* [WHAT TO DO]
Pick out each line in these entries that contains the string "correct".

* [EXCERPTED DATA]
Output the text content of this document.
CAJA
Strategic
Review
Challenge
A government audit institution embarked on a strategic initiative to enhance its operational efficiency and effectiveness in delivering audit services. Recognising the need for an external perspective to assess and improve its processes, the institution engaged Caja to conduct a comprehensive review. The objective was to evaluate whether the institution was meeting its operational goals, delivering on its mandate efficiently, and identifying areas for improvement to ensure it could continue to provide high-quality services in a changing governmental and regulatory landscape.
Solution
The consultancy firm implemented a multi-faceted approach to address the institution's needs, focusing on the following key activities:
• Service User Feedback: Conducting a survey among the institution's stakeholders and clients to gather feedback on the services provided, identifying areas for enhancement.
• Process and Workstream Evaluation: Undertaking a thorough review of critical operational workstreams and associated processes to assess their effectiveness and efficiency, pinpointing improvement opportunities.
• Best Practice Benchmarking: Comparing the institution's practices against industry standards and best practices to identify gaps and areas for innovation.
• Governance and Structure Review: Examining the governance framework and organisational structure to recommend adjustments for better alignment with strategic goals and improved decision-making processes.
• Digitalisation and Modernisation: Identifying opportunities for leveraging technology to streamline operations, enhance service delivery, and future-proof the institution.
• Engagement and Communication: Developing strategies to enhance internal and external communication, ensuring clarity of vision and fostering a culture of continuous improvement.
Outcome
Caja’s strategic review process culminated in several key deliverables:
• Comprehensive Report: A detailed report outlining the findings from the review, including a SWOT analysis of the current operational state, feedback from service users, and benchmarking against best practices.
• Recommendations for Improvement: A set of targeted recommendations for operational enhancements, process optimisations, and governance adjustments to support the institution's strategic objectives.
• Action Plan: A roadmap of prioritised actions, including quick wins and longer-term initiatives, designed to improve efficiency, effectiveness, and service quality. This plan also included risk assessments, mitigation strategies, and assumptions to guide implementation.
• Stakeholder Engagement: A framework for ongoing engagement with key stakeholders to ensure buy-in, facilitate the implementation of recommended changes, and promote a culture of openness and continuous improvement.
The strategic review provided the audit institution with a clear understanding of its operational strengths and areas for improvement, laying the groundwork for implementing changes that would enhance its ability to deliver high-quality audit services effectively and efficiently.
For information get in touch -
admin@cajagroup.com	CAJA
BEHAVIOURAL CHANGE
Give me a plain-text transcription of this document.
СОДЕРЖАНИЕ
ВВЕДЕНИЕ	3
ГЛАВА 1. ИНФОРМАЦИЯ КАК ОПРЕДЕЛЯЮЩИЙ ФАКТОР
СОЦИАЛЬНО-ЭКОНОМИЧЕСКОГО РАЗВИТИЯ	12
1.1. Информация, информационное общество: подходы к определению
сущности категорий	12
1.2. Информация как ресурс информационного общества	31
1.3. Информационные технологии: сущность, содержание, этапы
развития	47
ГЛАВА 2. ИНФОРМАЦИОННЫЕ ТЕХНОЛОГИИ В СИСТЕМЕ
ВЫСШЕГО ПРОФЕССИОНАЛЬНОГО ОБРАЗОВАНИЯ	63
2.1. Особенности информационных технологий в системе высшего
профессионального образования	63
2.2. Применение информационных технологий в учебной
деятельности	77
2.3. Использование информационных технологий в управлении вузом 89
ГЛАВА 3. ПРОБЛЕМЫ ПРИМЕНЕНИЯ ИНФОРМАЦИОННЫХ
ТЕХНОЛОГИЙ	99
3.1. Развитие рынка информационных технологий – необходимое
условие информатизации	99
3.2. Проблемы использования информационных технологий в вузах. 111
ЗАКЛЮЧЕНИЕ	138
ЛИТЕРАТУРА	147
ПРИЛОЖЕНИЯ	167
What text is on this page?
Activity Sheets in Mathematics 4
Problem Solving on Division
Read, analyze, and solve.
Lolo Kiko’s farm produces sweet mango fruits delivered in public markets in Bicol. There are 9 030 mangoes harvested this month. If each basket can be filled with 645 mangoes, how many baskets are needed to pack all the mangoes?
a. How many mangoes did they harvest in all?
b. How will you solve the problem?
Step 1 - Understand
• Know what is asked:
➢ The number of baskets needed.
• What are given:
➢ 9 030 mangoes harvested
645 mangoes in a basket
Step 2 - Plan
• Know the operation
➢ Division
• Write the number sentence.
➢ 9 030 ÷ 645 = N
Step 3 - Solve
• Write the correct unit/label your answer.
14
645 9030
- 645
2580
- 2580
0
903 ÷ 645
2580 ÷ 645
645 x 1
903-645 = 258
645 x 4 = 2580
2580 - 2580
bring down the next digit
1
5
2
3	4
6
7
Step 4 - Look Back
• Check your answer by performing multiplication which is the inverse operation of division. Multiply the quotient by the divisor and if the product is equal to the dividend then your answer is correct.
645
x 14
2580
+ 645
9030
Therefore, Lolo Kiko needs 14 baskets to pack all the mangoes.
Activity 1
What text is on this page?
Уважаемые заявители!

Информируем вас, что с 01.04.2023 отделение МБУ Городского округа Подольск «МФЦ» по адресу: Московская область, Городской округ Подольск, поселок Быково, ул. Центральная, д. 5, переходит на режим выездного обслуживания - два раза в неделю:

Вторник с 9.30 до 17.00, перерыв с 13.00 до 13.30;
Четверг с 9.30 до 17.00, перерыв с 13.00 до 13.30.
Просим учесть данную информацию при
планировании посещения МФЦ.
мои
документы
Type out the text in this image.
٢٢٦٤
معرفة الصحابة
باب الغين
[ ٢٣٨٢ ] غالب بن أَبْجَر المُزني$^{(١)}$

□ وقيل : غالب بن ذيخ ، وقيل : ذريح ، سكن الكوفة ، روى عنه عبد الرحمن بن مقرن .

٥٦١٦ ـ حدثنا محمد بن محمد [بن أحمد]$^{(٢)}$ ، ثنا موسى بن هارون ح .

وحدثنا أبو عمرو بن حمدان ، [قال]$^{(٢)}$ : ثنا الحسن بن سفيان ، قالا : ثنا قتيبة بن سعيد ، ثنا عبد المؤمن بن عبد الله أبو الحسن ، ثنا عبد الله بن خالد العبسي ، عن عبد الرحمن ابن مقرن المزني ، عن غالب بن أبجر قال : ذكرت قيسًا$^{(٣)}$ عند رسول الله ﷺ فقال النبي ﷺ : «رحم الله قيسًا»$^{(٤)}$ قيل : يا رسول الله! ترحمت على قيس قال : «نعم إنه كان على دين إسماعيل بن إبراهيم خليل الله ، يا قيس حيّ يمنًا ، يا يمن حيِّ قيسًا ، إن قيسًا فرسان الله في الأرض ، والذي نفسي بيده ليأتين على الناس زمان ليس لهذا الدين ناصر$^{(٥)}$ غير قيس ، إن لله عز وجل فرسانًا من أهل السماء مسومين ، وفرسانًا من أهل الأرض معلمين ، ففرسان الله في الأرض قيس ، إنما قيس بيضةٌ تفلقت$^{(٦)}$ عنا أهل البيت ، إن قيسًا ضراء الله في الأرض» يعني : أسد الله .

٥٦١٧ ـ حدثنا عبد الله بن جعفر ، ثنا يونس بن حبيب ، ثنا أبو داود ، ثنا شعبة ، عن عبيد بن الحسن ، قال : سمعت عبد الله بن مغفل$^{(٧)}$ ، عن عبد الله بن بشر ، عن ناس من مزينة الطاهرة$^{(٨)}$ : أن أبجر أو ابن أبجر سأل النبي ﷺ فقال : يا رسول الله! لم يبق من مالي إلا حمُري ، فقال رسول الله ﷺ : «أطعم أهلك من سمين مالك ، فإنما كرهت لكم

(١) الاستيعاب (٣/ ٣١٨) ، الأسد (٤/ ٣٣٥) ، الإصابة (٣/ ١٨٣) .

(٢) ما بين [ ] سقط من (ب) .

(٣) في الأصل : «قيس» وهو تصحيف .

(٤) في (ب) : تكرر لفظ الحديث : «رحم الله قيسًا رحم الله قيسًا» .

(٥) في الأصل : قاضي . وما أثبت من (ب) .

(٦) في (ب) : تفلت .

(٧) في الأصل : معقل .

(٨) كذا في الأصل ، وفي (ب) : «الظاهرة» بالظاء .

* [ANSWER TO THIS PROBLEM]
• Write the correct unit/label your answer.
• Check your answer by performing multiplication which is the inverse operation of division. Multiply the quotient by the divisor and if the product is equal to the dividend then your answer is correct.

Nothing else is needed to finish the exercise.